GOAL OF THE EXERCISE: Extract each line containing the string "Rurais".

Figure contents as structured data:

━━━

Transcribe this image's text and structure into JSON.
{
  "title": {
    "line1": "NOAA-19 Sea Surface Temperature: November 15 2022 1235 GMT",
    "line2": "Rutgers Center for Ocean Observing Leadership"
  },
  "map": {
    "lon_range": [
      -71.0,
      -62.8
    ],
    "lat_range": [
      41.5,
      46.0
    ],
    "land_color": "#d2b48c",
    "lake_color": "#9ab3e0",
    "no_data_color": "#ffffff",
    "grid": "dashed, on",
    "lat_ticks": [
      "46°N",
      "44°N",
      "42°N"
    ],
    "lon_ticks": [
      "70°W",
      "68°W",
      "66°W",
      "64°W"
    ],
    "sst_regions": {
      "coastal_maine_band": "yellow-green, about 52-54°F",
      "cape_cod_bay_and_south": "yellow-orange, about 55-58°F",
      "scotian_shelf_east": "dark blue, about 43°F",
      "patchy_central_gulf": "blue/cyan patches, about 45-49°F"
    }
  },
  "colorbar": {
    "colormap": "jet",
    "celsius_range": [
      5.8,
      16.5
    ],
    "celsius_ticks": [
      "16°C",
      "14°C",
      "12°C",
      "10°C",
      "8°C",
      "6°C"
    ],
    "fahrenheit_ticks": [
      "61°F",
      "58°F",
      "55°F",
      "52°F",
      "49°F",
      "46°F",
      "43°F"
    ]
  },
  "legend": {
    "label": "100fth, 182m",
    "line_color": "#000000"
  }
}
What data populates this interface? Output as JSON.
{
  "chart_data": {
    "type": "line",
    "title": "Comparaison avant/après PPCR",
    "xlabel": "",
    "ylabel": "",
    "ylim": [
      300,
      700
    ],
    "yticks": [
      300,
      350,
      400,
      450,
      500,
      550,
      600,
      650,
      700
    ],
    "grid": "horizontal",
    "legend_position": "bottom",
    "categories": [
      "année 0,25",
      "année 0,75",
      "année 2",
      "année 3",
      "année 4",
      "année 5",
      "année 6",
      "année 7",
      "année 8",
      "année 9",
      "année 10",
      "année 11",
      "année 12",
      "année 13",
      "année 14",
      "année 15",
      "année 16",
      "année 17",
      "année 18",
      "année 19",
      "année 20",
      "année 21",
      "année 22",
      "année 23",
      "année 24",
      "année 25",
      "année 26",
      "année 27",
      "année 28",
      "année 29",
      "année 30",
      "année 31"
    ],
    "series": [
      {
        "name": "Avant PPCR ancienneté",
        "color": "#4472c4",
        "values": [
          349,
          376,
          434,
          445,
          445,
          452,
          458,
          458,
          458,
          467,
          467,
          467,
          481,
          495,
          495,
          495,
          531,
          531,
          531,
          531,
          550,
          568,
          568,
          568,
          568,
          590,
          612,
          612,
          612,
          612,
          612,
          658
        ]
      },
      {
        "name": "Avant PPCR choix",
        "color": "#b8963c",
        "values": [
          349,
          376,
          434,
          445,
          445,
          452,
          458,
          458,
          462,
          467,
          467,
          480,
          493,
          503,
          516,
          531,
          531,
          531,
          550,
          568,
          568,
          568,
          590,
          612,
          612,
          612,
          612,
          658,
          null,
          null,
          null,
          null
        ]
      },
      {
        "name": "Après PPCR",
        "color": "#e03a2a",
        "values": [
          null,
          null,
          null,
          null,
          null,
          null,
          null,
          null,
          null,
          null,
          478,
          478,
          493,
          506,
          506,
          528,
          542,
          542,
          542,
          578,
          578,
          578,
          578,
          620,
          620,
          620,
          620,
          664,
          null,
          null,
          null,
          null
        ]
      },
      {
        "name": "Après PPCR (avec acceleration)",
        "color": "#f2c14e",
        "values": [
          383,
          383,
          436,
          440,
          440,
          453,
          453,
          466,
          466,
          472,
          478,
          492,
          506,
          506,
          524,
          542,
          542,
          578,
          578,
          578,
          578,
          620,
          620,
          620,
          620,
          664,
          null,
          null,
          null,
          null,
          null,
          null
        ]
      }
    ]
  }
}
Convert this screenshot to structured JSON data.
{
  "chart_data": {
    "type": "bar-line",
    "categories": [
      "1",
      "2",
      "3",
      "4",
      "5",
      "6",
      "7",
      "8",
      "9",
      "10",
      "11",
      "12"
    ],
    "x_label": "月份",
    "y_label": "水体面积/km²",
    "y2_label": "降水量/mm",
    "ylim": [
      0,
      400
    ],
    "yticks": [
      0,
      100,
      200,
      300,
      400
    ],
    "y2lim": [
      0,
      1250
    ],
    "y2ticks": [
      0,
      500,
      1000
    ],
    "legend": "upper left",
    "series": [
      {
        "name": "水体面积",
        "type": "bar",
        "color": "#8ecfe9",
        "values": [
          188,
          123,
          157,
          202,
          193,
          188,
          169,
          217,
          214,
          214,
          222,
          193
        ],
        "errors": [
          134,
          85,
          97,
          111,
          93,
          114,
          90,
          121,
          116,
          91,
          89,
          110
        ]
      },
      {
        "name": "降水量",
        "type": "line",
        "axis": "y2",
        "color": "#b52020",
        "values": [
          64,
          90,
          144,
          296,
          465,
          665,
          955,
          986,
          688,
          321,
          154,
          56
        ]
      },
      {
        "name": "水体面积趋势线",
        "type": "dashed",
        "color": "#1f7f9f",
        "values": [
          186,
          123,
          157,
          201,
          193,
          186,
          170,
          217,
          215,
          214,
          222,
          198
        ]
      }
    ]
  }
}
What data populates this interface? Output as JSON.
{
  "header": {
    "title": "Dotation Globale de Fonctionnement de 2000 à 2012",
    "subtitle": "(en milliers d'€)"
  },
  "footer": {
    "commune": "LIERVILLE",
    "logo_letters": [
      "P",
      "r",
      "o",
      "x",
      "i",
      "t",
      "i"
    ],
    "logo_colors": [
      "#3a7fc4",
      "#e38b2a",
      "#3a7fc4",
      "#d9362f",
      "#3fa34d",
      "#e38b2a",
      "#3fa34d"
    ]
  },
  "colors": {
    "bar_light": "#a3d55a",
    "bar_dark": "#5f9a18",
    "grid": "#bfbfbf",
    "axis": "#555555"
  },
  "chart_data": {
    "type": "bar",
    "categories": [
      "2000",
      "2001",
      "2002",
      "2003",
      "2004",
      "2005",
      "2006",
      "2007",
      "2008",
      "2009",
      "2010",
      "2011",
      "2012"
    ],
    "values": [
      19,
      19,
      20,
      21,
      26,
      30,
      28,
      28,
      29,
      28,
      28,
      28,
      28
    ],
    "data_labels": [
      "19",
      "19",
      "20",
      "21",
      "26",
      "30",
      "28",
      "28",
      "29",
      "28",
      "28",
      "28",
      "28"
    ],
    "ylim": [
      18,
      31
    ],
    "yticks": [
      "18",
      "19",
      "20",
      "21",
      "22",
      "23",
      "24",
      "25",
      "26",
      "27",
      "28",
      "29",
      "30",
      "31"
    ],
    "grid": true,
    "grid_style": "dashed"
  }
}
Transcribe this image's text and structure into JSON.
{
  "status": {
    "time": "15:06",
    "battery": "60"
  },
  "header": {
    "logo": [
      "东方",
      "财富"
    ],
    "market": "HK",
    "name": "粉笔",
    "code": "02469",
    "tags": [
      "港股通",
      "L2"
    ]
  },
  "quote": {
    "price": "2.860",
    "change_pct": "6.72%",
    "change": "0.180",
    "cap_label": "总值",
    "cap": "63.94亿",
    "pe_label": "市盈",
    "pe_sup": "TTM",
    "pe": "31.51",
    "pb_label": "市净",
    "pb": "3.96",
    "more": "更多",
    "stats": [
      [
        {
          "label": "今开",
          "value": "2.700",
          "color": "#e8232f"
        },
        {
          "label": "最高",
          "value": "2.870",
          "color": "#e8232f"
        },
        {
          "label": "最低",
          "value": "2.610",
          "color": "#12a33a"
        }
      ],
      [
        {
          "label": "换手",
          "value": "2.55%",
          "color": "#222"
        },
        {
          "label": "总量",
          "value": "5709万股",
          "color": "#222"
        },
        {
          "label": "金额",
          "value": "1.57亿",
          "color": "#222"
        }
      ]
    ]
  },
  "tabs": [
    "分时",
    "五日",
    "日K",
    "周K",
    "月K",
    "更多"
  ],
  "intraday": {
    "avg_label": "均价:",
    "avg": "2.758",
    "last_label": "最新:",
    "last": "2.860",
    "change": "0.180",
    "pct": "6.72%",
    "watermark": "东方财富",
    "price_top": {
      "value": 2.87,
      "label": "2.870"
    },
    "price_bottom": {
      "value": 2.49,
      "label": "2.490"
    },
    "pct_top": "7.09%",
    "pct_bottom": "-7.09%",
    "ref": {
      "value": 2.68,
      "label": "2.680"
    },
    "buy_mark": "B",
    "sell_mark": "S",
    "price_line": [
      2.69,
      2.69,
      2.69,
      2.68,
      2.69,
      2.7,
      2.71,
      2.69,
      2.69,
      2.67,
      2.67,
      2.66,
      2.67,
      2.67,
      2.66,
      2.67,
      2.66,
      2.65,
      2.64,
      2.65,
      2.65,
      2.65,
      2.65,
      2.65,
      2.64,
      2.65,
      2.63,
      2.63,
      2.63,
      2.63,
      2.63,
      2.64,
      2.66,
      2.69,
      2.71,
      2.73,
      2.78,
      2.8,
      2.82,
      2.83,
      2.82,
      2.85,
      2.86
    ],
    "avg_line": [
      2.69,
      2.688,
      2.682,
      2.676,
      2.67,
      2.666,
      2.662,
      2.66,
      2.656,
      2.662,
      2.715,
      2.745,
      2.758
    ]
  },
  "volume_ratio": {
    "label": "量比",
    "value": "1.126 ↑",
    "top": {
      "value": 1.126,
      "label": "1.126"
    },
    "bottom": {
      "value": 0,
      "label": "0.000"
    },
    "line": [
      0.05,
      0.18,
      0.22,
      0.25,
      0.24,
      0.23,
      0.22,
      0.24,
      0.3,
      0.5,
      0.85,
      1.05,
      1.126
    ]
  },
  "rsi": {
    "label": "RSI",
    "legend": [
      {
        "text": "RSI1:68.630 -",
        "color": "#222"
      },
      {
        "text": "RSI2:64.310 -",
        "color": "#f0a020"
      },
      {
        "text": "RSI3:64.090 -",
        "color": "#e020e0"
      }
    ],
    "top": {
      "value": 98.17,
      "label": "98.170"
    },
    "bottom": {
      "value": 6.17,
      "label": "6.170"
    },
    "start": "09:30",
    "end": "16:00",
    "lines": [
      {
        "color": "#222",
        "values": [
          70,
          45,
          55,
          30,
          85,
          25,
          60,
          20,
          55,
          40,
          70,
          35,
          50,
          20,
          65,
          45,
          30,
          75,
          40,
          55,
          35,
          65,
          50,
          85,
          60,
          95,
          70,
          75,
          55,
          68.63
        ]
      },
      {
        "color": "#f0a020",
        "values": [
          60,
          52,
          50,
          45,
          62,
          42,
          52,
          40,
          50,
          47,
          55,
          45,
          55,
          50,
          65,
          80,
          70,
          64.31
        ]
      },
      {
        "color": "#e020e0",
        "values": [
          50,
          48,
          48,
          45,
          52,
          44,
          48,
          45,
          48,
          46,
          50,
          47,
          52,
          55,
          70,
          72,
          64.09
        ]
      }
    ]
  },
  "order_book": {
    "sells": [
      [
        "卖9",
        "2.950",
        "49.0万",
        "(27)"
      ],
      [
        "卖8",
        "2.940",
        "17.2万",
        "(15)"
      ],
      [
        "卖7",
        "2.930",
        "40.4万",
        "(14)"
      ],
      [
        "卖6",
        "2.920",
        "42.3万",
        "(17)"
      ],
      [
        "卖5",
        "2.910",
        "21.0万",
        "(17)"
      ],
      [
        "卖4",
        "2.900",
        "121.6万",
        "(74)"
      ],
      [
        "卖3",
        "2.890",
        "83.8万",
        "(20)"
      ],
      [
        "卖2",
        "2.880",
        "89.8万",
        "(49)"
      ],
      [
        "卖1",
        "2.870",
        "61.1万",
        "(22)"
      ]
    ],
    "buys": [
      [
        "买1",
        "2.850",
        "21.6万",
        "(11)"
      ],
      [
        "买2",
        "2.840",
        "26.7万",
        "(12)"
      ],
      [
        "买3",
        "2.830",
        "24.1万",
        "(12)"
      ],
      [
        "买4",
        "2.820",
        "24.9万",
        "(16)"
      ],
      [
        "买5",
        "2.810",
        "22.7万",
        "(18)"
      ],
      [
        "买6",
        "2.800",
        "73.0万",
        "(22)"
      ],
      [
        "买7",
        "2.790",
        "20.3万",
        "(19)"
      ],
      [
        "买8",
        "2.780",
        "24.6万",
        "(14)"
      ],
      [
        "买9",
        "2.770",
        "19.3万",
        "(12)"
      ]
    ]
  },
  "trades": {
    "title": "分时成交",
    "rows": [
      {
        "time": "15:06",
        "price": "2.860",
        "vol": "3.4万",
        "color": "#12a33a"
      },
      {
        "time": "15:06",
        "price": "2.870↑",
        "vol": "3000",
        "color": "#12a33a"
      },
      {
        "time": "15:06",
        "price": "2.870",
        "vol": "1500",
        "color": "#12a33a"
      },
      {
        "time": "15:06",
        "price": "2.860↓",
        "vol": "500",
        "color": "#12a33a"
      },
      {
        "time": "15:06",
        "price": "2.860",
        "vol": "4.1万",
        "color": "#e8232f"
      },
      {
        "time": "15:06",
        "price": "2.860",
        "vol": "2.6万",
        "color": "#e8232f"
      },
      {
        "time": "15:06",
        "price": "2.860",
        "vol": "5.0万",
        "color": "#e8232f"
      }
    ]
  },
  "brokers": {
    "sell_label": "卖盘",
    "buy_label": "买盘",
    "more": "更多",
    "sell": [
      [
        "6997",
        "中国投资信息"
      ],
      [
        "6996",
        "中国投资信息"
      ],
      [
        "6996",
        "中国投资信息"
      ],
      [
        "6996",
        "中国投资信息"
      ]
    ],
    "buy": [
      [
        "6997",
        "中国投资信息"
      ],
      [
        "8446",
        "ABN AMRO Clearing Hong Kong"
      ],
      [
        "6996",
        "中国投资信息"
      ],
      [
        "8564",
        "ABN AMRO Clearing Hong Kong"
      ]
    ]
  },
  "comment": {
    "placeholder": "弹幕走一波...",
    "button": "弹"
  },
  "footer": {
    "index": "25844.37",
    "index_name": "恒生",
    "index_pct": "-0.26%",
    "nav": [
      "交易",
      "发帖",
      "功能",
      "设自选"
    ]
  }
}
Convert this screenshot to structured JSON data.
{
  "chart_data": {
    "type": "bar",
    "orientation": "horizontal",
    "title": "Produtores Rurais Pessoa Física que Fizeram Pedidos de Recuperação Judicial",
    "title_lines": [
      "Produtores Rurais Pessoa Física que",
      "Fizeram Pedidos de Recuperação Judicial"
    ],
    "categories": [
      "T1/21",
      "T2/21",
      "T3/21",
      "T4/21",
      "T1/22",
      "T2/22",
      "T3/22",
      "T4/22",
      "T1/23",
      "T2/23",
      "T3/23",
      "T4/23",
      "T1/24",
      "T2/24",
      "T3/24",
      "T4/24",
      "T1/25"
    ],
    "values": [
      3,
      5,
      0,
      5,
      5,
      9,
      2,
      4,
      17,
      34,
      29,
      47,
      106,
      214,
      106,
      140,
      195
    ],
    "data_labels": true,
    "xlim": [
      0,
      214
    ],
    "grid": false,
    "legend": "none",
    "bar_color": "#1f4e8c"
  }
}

━━━

TASK RESULT:
    "title": "Produtores Rurais Pessoa Física que Fizeram Pedidos de Recuperação Judicial",
      "Produtores Rurais Pessoa Física que",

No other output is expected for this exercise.